**Exercise brief**. Out of the lines below, please list those that hold the string "marker".

[Dataset rows about figures]

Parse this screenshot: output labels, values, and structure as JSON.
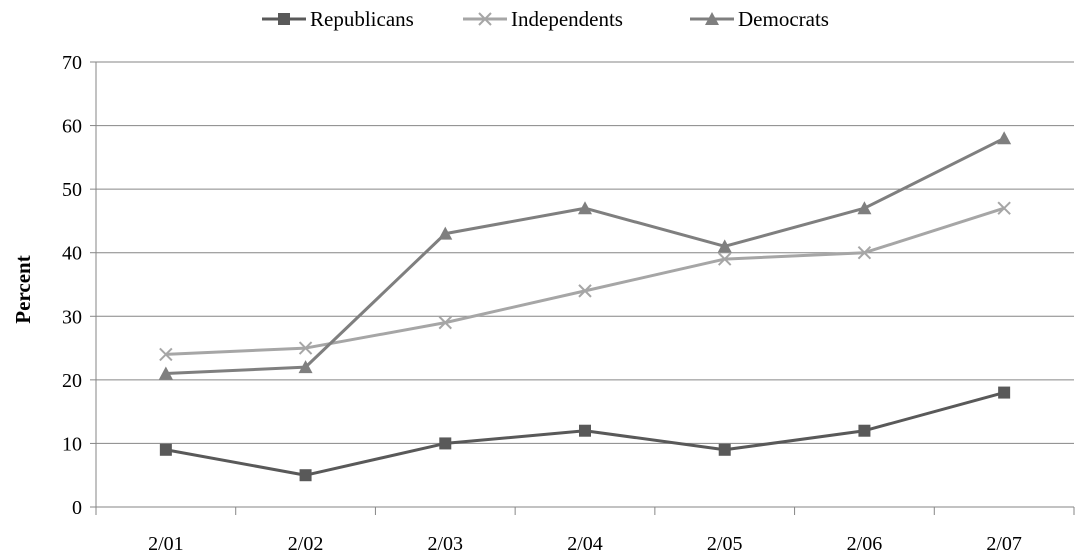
{
  "chart_data": {
    "type": "line",
    "categories": [
      "2/01",
      "2/02",
      "2/03",
      "2/04",
      "2/05",
      "2/06",
      "2/07"
    ],
    "series": [
      {
        "name": "Republicans",
        "values": [
          9,
          5,
          10,
          12,
          9,
          12,
          18
        ],
        "color": "#595959",
        "marker": "square"
      },
      {
        "name": "Independents",
        "values": [
          24,
          25,
          29,
          34,
          39,
          40,
          47
        ],
        "color": "#a6a6a6",
        "marker": "x"
      },
      {
        "name": "Democrats",
        "values": [
          21,
          22,
          43,
          47,
          41,
          47,
          58
        ],
        "color": "#7f7f7f",
        "marker": "triangle"
      }
    ],
    "ylabel": "Percent",
    "ylim": [
      0,
      70
    ],
    "yticks": [
      0,
      10,
      20,
      30,
      40,
      50,
      60,
      70
    ],
    "grid": "horizontal",
    "legend": "top-center"
  }
}
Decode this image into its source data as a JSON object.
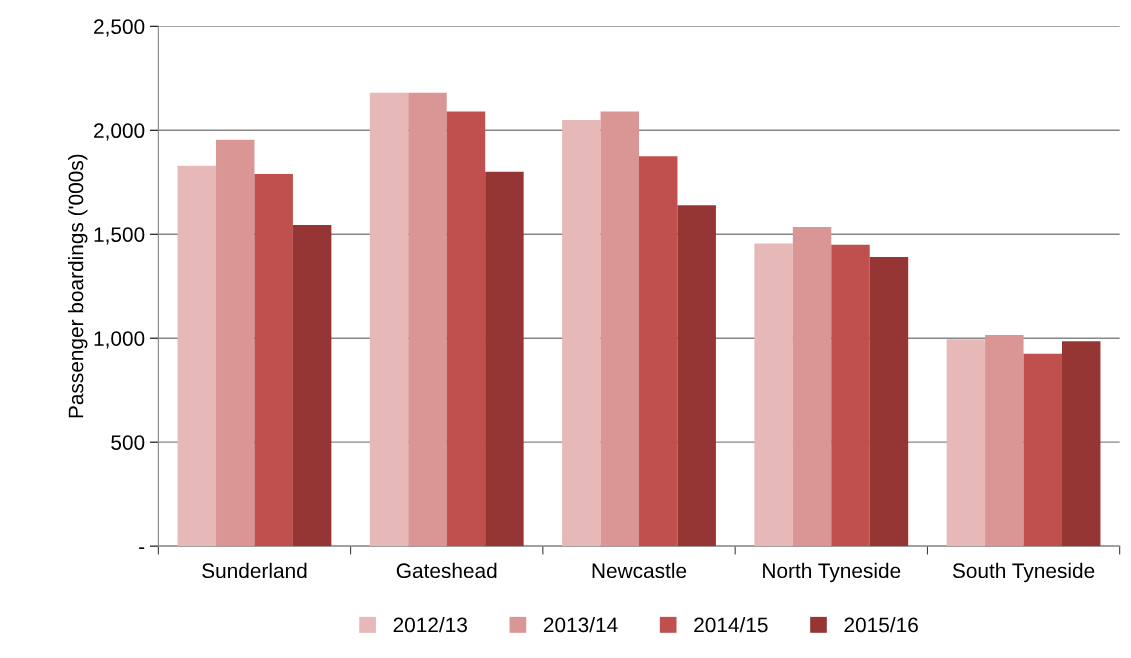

**Final result**.
        "marker": "square"
        "marker": "x"
        "marker": "triangle"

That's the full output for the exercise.